-- START OF Provided data --
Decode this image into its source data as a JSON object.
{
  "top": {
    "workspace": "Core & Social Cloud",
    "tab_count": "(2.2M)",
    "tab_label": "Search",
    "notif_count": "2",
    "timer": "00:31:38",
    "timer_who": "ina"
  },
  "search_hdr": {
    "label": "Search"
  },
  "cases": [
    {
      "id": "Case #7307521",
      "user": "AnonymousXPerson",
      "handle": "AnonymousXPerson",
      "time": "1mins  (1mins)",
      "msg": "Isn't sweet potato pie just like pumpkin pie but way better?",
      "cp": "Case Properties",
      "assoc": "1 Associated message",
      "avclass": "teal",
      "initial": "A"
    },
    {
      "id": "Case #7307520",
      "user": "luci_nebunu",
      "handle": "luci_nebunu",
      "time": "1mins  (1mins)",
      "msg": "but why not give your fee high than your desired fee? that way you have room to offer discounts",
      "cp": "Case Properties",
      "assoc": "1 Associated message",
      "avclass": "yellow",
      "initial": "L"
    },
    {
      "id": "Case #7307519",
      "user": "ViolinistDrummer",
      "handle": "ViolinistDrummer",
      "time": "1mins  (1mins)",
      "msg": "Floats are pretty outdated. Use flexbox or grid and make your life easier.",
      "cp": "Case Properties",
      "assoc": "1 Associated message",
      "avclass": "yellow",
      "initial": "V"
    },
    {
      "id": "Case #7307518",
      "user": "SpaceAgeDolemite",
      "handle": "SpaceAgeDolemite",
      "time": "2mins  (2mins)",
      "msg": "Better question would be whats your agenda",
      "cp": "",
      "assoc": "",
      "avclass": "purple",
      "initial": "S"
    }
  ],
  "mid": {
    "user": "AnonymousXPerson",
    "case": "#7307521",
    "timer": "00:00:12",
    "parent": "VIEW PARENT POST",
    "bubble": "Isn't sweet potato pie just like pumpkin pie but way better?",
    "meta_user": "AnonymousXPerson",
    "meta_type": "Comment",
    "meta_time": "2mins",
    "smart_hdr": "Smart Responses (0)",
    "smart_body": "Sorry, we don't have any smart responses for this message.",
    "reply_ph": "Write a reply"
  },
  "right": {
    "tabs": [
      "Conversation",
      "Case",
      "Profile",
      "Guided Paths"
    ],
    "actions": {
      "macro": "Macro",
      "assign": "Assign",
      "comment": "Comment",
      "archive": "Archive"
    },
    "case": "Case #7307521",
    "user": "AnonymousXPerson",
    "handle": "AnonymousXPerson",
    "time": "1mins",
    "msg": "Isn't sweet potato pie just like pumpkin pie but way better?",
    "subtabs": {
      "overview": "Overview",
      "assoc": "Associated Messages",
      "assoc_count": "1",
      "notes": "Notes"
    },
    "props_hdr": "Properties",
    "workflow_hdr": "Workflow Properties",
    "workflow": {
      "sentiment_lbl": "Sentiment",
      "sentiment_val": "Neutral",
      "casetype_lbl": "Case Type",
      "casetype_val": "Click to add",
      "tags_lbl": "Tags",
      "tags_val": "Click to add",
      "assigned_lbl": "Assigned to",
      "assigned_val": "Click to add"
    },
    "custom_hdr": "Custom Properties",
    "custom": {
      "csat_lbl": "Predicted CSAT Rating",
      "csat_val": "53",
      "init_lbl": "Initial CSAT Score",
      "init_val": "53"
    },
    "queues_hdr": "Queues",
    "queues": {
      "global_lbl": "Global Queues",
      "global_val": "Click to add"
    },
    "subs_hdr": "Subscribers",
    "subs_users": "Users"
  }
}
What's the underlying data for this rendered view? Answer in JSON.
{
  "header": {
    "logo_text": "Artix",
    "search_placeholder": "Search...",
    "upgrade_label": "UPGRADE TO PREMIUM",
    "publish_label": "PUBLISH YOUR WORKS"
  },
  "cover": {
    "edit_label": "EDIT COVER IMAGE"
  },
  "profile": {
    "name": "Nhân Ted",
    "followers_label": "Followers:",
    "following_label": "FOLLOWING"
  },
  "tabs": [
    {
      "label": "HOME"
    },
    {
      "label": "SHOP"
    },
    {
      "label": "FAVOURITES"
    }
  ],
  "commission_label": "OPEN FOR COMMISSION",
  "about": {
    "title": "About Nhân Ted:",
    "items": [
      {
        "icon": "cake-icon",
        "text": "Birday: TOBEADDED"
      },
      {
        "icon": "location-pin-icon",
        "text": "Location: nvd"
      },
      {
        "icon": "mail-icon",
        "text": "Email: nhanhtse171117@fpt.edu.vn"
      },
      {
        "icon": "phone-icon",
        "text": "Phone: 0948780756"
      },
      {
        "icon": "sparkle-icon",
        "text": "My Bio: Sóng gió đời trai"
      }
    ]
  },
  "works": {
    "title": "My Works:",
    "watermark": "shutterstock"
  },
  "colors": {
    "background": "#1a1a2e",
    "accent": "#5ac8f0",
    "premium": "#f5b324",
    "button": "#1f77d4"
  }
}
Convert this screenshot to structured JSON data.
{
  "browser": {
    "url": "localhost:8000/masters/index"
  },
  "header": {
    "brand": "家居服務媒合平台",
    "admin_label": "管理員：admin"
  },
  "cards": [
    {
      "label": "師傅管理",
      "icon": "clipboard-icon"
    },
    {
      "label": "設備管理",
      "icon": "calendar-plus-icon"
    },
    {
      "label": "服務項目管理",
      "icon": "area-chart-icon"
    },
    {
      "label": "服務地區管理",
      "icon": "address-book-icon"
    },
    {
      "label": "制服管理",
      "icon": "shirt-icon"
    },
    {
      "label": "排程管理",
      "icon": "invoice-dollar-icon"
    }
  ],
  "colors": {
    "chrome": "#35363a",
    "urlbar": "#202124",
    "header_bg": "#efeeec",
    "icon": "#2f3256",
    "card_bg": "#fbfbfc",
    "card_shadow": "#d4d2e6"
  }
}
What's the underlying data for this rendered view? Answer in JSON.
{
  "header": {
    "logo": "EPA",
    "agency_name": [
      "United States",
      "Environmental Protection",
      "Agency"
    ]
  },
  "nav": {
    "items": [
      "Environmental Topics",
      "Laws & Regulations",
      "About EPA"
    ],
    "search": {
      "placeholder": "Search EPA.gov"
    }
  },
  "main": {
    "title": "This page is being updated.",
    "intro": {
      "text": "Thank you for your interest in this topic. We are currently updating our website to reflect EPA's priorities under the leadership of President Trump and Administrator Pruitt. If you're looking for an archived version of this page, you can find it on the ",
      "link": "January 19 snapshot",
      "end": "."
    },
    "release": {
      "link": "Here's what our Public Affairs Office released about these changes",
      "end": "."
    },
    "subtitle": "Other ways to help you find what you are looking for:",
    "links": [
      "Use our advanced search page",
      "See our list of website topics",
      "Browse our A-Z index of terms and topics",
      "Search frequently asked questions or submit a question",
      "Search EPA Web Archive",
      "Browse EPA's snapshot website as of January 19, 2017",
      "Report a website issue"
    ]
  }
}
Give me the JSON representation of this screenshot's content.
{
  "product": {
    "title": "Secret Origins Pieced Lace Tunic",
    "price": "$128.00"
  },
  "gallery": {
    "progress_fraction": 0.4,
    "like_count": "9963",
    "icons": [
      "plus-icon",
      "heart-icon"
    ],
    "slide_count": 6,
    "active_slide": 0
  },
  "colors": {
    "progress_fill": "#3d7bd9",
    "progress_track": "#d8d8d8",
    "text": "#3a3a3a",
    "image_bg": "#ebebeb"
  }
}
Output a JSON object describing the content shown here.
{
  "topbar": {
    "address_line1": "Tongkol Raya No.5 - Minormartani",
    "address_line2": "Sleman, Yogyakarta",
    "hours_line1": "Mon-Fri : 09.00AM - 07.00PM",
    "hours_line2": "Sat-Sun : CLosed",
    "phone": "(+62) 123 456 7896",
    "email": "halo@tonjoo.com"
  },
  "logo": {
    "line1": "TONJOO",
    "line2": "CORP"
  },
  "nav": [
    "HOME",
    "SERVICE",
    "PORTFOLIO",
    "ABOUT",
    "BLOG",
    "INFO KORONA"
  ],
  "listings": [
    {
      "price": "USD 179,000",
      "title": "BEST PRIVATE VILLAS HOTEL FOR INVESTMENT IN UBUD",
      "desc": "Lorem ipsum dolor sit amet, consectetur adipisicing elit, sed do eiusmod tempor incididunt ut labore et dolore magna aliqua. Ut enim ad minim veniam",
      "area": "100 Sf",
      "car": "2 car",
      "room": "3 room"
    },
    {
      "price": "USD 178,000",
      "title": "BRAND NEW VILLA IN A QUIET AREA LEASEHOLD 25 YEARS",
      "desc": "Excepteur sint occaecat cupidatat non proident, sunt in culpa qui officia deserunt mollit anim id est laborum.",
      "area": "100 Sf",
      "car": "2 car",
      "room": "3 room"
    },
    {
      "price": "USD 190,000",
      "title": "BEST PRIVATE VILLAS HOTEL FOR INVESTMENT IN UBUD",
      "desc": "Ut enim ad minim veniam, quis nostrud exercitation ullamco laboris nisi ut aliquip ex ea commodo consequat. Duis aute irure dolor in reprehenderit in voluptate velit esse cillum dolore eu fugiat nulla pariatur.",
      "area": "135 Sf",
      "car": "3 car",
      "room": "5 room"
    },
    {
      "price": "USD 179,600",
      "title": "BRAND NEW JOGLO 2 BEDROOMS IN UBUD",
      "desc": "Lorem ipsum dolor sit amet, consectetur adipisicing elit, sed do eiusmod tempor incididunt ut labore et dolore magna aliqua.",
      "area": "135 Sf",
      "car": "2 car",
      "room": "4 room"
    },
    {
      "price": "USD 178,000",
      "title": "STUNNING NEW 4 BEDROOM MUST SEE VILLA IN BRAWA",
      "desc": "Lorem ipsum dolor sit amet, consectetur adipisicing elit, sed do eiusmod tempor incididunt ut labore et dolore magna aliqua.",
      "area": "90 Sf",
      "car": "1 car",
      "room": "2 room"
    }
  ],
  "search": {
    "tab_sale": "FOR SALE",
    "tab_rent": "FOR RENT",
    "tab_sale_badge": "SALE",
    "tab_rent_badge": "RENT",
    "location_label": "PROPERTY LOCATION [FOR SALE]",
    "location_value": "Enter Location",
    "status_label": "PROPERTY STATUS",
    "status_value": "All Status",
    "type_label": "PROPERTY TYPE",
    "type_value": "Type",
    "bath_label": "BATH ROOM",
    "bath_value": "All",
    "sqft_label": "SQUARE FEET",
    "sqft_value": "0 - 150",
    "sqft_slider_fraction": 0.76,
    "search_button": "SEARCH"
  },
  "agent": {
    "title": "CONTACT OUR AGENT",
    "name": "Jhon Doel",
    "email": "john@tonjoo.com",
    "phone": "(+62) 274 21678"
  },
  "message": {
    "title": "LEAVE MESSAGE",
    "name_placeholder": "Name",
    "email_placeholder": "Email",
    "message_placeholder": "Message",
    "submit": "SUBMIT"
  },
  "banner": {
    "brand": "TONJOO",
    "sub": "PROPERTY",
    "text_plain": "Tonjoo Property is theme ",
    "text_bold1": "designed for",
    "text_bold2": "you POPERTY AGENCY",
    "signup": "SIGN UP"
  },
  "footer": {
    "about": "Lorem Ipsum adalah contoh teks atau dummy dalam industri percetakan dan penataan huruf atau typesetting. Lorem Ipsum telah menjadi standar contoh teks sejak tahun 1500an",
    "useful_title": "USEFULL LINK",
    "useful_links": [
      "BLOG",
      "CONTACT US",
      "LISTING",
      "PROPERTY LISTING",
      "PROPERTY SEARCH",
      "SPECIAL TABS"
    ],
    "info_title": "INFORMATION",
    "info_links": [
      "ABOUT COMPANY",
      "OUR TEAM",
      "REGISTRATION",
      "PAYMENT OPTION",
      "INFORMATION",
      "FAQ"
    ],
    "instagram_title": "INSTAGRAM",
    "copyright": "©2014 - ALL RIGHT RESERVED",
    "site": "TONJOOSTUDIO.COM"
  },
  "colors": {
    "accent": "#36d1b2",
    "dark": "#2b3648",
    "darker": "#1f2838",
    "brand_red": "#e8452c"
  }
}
-- END OF Provided data --
(Directive): Copy each line above that contains the word "JSON".

(Expected answer):
Decode this image into its source data as a JSON object.
What's the underlying data for this rendered view? Answer in JSON.
Convert this screenshot to structured JSON data.
What's the underlying data for this rendered view? Answer in JSON.
Give me the JSON representation of this screenshot's content.
Output a JSON object describing the content shown here.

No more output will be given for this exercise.